The request | Leave out the pictures; transcribe all else exactly.

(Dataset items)
## START

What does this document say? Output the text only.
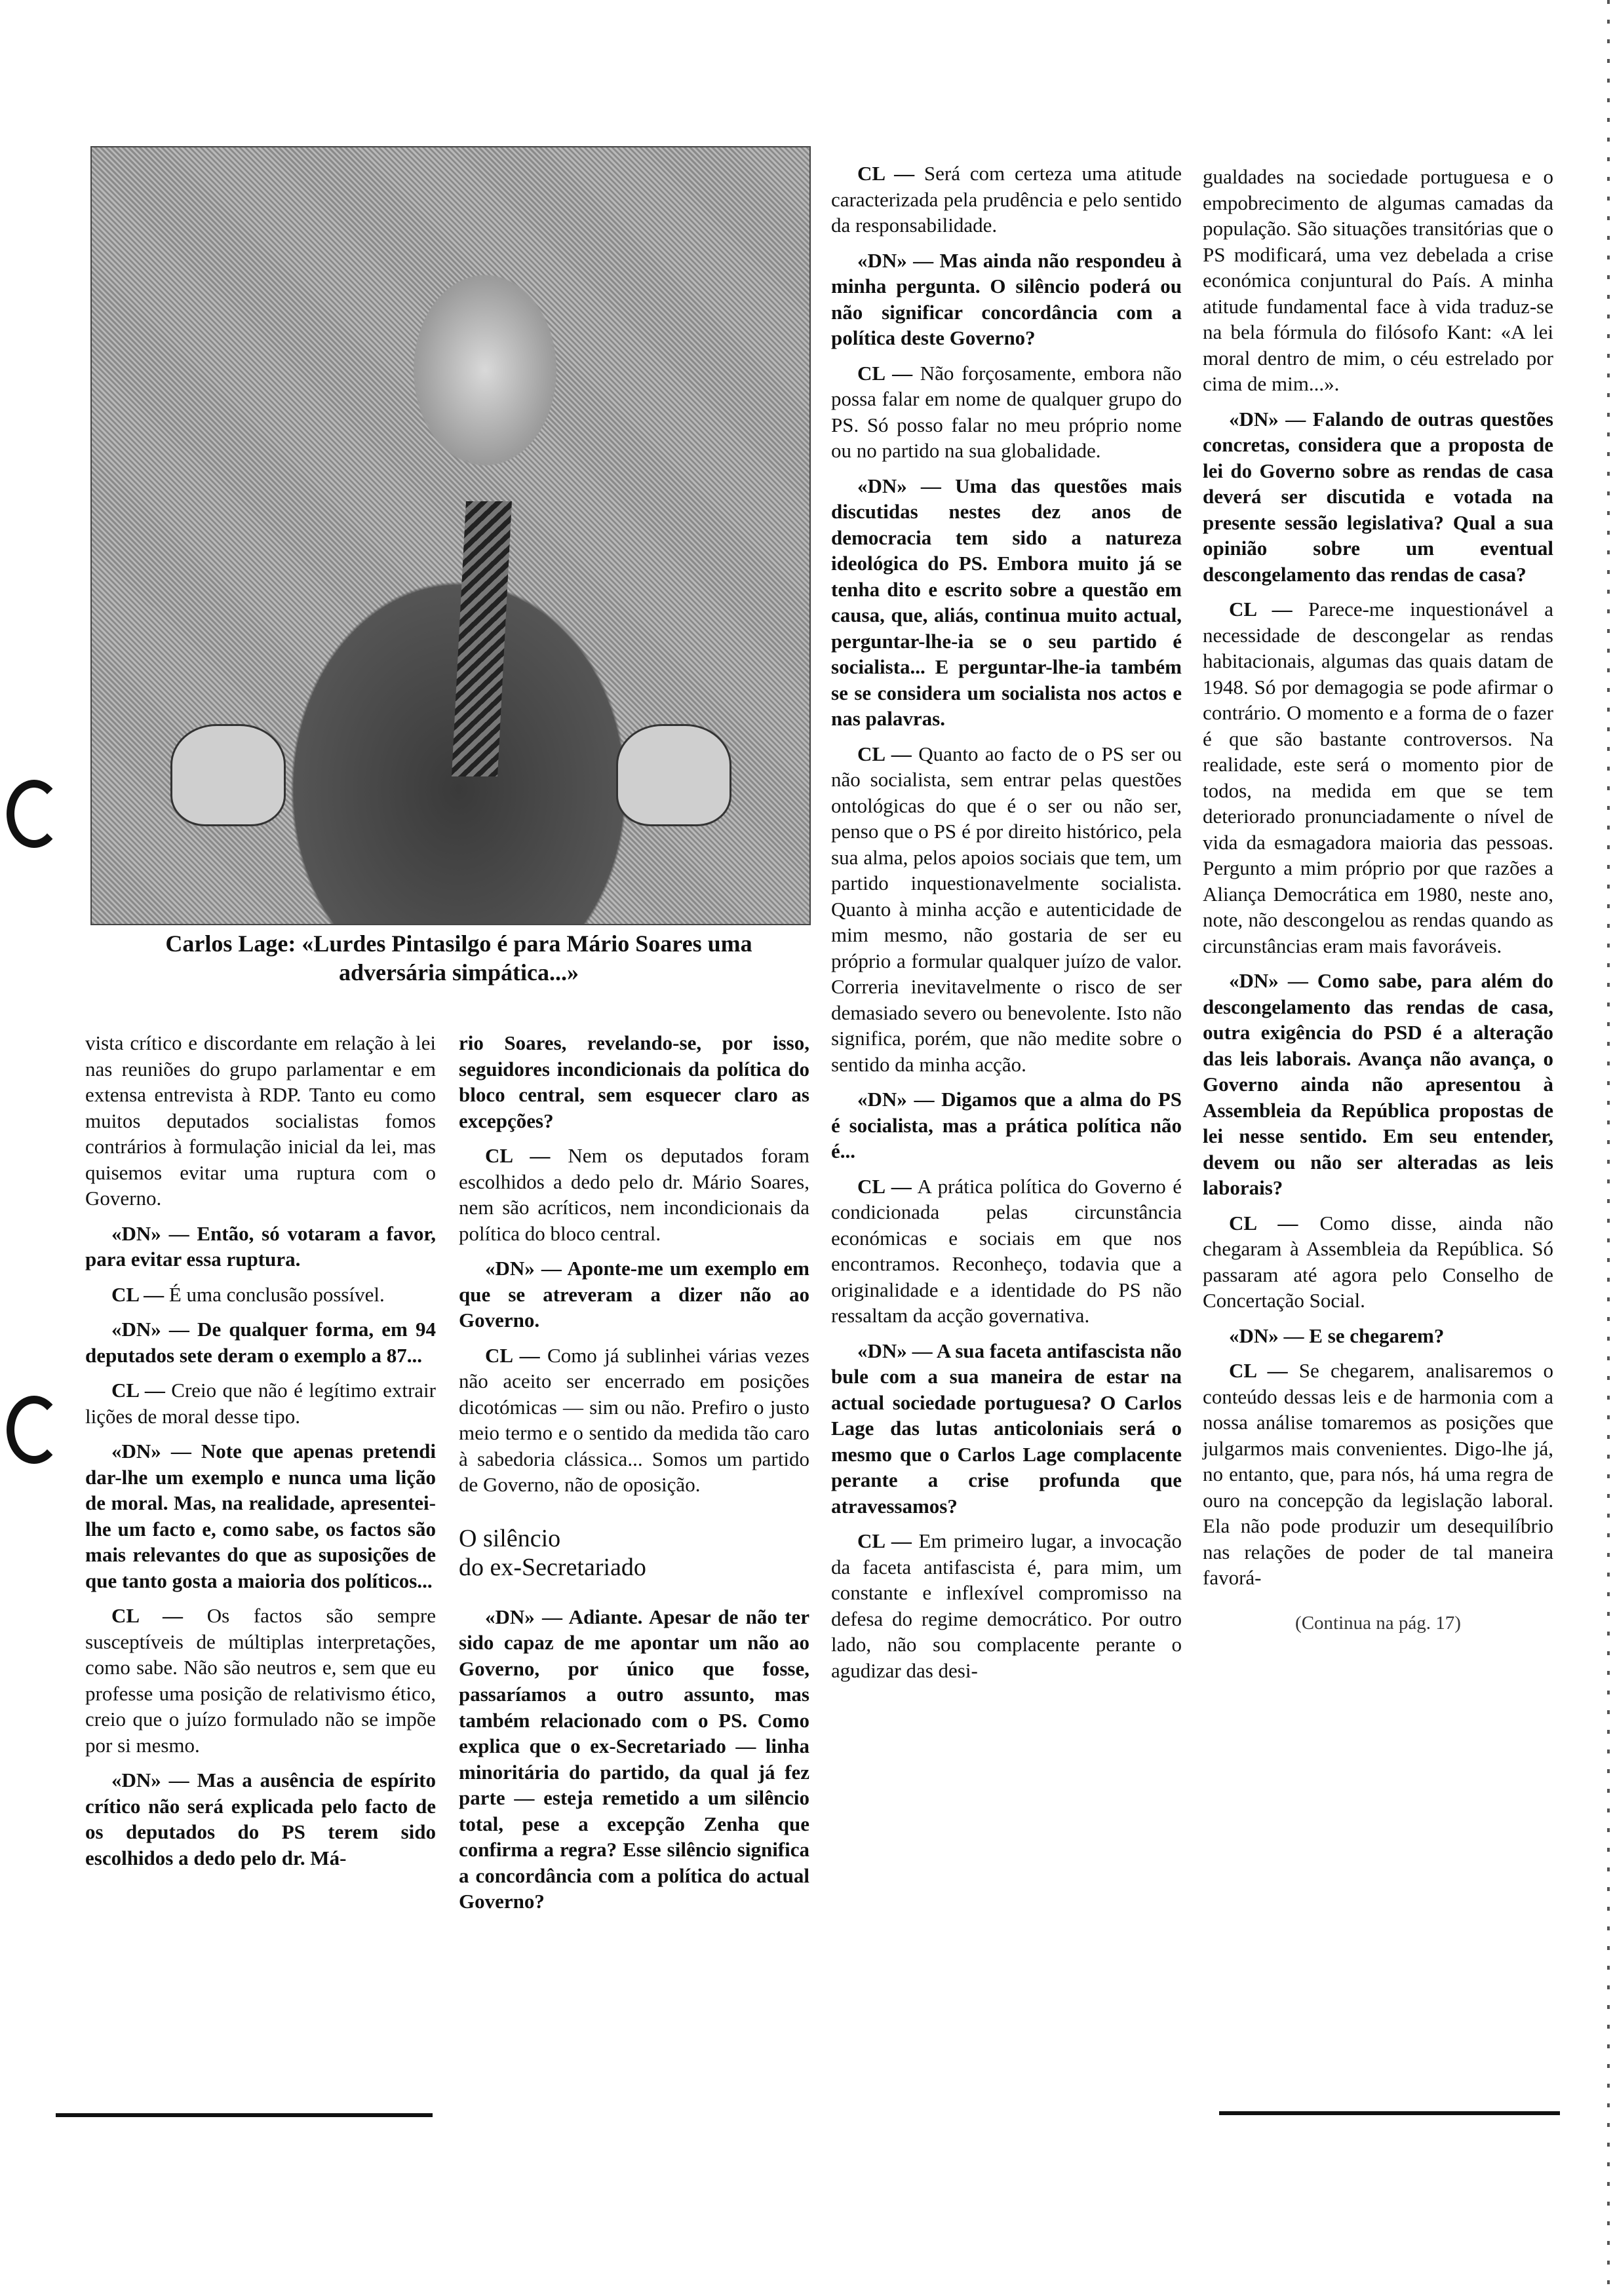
Carlos Lage: «Lurdes Pintasilgo é para Mário Soares uma
adversária simpática...»

vista crítico e discordante em relação à lei nas reuniões do grupo parlamentar e em extensa entrevista à RDP. Tanto eu como muitos deputados socialistas fomos contrários à formulação inicial da lei, mas quisemos evitar uma ruptura com o Governo.

«DN» — Então, só votaram a favor, para evitar essa ruptura.

CL — É uma conclusão possível.

«DN» — De qualquer forma, em 94 deputados sete deram o exemplo a 87...

CL — Creio que não é legítimo extrair lições de moral desse tipo.

«DN» — Note que apenas pretendi dar-lhe um exemplo e nunca uma lição de moral. Mas, na realidade, apresentei-lhe um facto e, como sabe, os factos são mais relevantes do que as suposições de que tanto gosta a maioria dos políticos...

CL — Os factos são sempre susceptíveis de múltiplas interpretações, como sabe. Não são neutros e, sem que eu professe uma posição de relativismo ético, creio que o juízo formulado não se impõe por si mesmo.

«DN» — Mas a ausência de espírito crítico não será explicada pelo facto de os deputados do PS terem sido escolhidos a dedo pelo dr. Má-

rio Soares, revelando-se, por isso, seguidores incondicionais da política do bloco central, sem esquecer claro as excepções?

CL — Nem os deputados foram escolhidos a dedo pelo dr. Mário Soares, nem são acríticos, nem incondicionais da política do bloco central.

«DN» — Aponte-me um exemplo em que se atreveram a dizer não ao Governo.

CL — Como já sublinhei várias vezes não aceito ser encerrado em posições dicotómicas — sim ou não. Prefiro o justo meio termo e o sentido da medida tão caro à sabedoria clássica... Somos um partido de Governo, não de oposição.

O silêncio
do ex-Secretariado

«DN» — Adiante. Apesar de não ter sido capaz de me apontar um não ao Governo, por único que fosse, passaríamos a outro assunto, mas também relacionado com o PS. Como explica que o ex-Secretariado — linha minoritária do partido, da qual já fez parte — esteja remetido a um silêncio total, pese a excepção Zenha que confirma a regra? Esse silêncio significa a concordância com a política do actual Governo?

CL — Será com certeza uma atitude caracterizada pela prudência e pelo sentido da responsabilidade.

«DN» — Mas ainda não respondeu à minha pergunta. O silêncio poderá ou não significar concordância com a política deste Governo?

CL — Não forçosamente, embora não possa falar em nome de qualquer grupo do PS. Só posso falar no meu próprio nome ou no partido na sua globalidade.

«DN» — Uma das questões mais discutidas nestes dez anos de democracia tem sido a natureza ideológica do PS. Embora muito já se tenha dito e escrito sobre a questão em causa, que, aliás, continua muito actual, perguntar-lhe-ia se o seu partido é socialista... E perguntar-lhe-ia também se se considera um socialista nos actos e nas palavras.

CL — Quanto ao facto de o PS ser ou não socialista, sem entrar pelas questões ontológicas do que é o ser ou não ser, penso que o PS é por direito histórico, pela sua alma, pelos apoios sociais que tem, um partido inquestionavelmente socialista. Quanto à minha acção e autenticidade de mim mesmo, não gostaria de ser eu próprio a formular qualquer juízo de valor. Correria inevitavelmente o risco de ser demasiado severo ou benevolente. Isto não significa, porém, que não medite sobre o sentido da minha acção.

«DN» — Digamos que a alma do PS é socialista, mas a prática política não é...

CL — A prática política do Governo é condicionada pelas circunstância económicas e sociais em que nos encontramos. Reconheço, todavia que a originalidade e a identidade do PS não ressaltam da acção governativa.

«DN» — A sua faceta antifascista não bule com a sua maneira de estar na actual sociedade portuguesa? O Carlos Lage das lutas anticoloniais será o mesmo que o Carlos Lage complacente perante a crise profunda que atravessamos?

CL — Em primeiro lugar, a invocação da faceta antifascista é, para mim, um constante e inflexível compromisso na defesa do regime democrático. Por outro lado, não sou complacente perante o agudizar das desi-

gualdades na sociedade portuguesa e o empobrecimento de algumas camadas da população. São situações transitórias que o PS modificará, uma vez debelada a crise económica conjuntural do País. A minha atitude fundamental face à vida traduz-se na bela fórmula do filósofo Kant: «A lei moral dentro de mim, o céu estrelado por cima de mim...».

«DN» — Falando de outras questões concretas, considera que a proposta de lei do Governo sobre as rendas de casa deverá ser discutida e votada na presente sessão legislativa? Qual a sua opinião sobre um eventual descongelamento das rendas de casa?

CL — Parece-me inquestionável a necessidade de descongelar as rendas habitacionais, algumas das quais datam de 1948. Só por demagogia se pode afirmar o contrário. O momento e a forma de o fazer é que são bastante controversos. Na realidade, este será o momento pior de todos, na medida em que se tem deteriorado pronunciadamente o nível de vida da esmagadora maioria das pessoas. Pergunto a mim próprio por que razões a Aliança Democrática em 1980, neste ano, note, não descongelou as rendas quando as circunstâncias eram mais favoráveis.

«DN» — Como sabe, para além do descongelamento das rendas de casa, outra exigência do PSD é a alteração das leis laborais. Avança não avança, o Governo ainda não apresentou à Assembleia da República propostas de lei nesse sentido. Em seu entender, devem ou não ser alteradas as leis laborais?

CL — Como disse, ainda não chegaram à Assembleia da República. Só passaram até agora pelo Conselho de Concertação Social.

«DN» — E se chegarem?

CL — Se chegarem, analisaremos o conteúdo dessas leis e de harmonia com a nossa análise tomaremos as posições que julgarmos mais convenientes. Digo-lhe já, no entanto, que, para nós, há uma regra de ouro na concepção da legislação laboral. Ela não pode produzir um desequilíbrio nas relações de poder de tal maneira favorá-

(Continua na pág. 17)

## END

The output |
What does this document say? Output the text only.
Carlos Lage: «Lurdes Pintasilgo é para Mário Soares uma
adversária simpática...»

vista crítico e discordante em relação à lei nas reuniões do grupo parlamentar e em extensa entrevista à RDP. Tanto eu como muitos deputados socialistas fomos contrários à formulação inicial da lei, mas quisemos evitar uma ruptura com o Governo.

«DN» — Então, só votaram a favor, para evitar essa ruptura.

CL — É uma conclusão possível.

«DN» — De qualquer forma, em 94 deputados sete deram o exemplo a 87...

CL — Creio que não é legítimo extrair lições de moral desse tipo.

«DN» — Note que apenas pretendi dar-lhe um exemplo e nunca uma lição de moral. Mas, na realidade, apresentei-lhe um facto e, como sabe, os factos são mais relevantes do que as suposições de que tanto gosta a maioria dos políticos...

CL — Os factos são sempre susceptíveis de múltiplas interpretações, como sabe. Não são neutros e, sem que eu professe uma posição de relativismo ético, creio que o juízo formulado não se impõe por si mesmo.

«DN» — Mas a ausência de espírito crítico não será explicada pelo facto de os deputados do PS terem sido escolhidos a dedo pelo dr. Má-

rio Soares, revelando-se, por isso, seguidores incondicionais da política do bloco central, sem esquecer claro as excepções?

CL — Nem os deputados foram escolhidos a dedo pelo dr. Mário Soares, nem são acríticos, nem incondicionais da política do bloco central.

«DN» — Aponte-me um exemplo em que se atreveram a dizer não ao Governo.

CL — Como já sublinhei várias vezes não aceito ser encerrado em posições dicotómicas — sim ou não. Prefiro o justo meio termo e o sentido da medida tão caro à sabedoria clássica... Somos um partido de Governo, não de oposição.

O silêncio
do ex-Secretariado

«DN» — Adiante. Apesar de não ter sido capaz de me apontar um não ao Governo, por único que fosse, passaríamos a outro assunto, mas também relacionado com o PS. Como explica que o ex-Secretariado — linha minoritária do partido, da qual já fez parte — esteja remetido a um silêncio total, pese a excepção Zenha que confirma a regra? Esse silêncio significa a concordância com a política do actual Governo?

CL — Será com certeza uma atitude caracterizada pela prudência e pelo sentido da responsabilidade.

«DN» — Mas ainda não respondeu à minha pergunta. O silêncio poderá ou não significar concordância com a política deste Governo?

CL — Não forçosamente, embora não possa falar em nome de qualquer grupo do PS. Só posso falar no meu próprio nome ou no partido na sua globalidade.

«DN» — Uma das questões mais discutidas nestes dez anos de democracia tem sido a natureza ideológica do PS. Embora muito já se tenha dito e escrito sobre a questão em causa, que, aliás, continua muito actual, perguntar-lhe-ia se o seu partido é socialista... E perguntar-lhe-ia também se se considera um socialista nos actos e nas palavras.

CL — Quanto ao facto de o PS ser ou não socialista, sem entrar pelas questões ontológicas do que é o ser ou não ser, penso que o PS é por direito histórico, pela sua alma, pelos apoios sociais que tem, um partido inquestionavelmente socialista. Quanto à minha acção e autenticidade de mim mesmo, não gostaria de ser eu próprio a formular qualquer juízo de valor. Correria inevitavelmente o risco de ser demasiado severo ou benevolente. Isto não significa, porém, que não medite sobre o sentido da minha acção.

«DN» — Digamos que a alma do PS é socialista, mas a prática política não é...

CL — A prática política do Governo é condicionada pelas circunstância económicas e sociais em que nos encontramos. Reconheço, todavia que a originalidade e a identidade do PS não ressaltam da acção governativa.

«DN» — A sua faceta antifascista não bule com a sua maneira de estar na actual sociedade portuguesa? O Carlos Lage das lutas anticoloniais será o mesmo que o Carlos Lage complacente perante a crise profunda que atravessamos?

CL — Em primeiro lugar, a invocação da faceta antifascista é, para mim, um constante e inflexível compromisso na defesa do regime democrático. Por outro lado, não sou complacente perante o agudizar das desi-

gualdades na sociedade portuguesa e o empobrecimento de algumas camadas da população. São situações transitórias que o PS modificará, uma vez debelada a crise económica conjuntural do País. A minha atitude fundamental face à vida traduz-se na bela fórmula do filósofo Kant: «A lei moral dentro de mim, o céu estrelado por cima de mim...».

«DN» — Falando de outras questões concretas, considera que a proposta de lei do Governo sobre as rendas de casa deverá ser discutida e votada na presente sessão legislativa? Qual a sua opinião sobre um eventual descongelamento das rendas de casa?

CL — Parece-me inquestionável a necessidade de descongelar as rendas habitacionais, algumas das quais datam de 1948. Só por demagogia se pode afirmar o contrário. O momento e a forma de o fazer é que são bastante controversos. Na realidade, este será o momento pior de todos, na medida em que se tem deteriorado pronunciadamente o nível de vida da esmagadora maioria das pessoas. Pergunto a mim próprio por que razões a Aliança Democrática em 1980, neste ano, note, não descongelou as rendas quando as circunstâncias eram mais favoráveis.

«DN» — Como sabe, para além do descongelamento das rendas de casa, outra exigência do PSD é a alteração das leis laborais. Avança não avança, o Governo ainda não apresentou à Assembleia da República propostas de lei nesse sentido. Em seu entender, devem ou não ser alteradas as leis laborais?

CL — Como disse, ainda não chegaram à Assembleia da República. Só passaram até agora pelo Conselho de Concertação Social.

«DN» — E se chegarem?

CL — Se chegarem, analisaremos o conteúdo dessas leis e de harmonia com a nossa análise tomaremos as posições que julgarmos mais convenientes. Digo-lhe já, no entanto, que, para nós, há uma regra de ouro na concepção da legislação laboral. Ela não pode produzir um desequilíbrio nas relações de poder de tal maneira favorá-

(Continua na pág. 17)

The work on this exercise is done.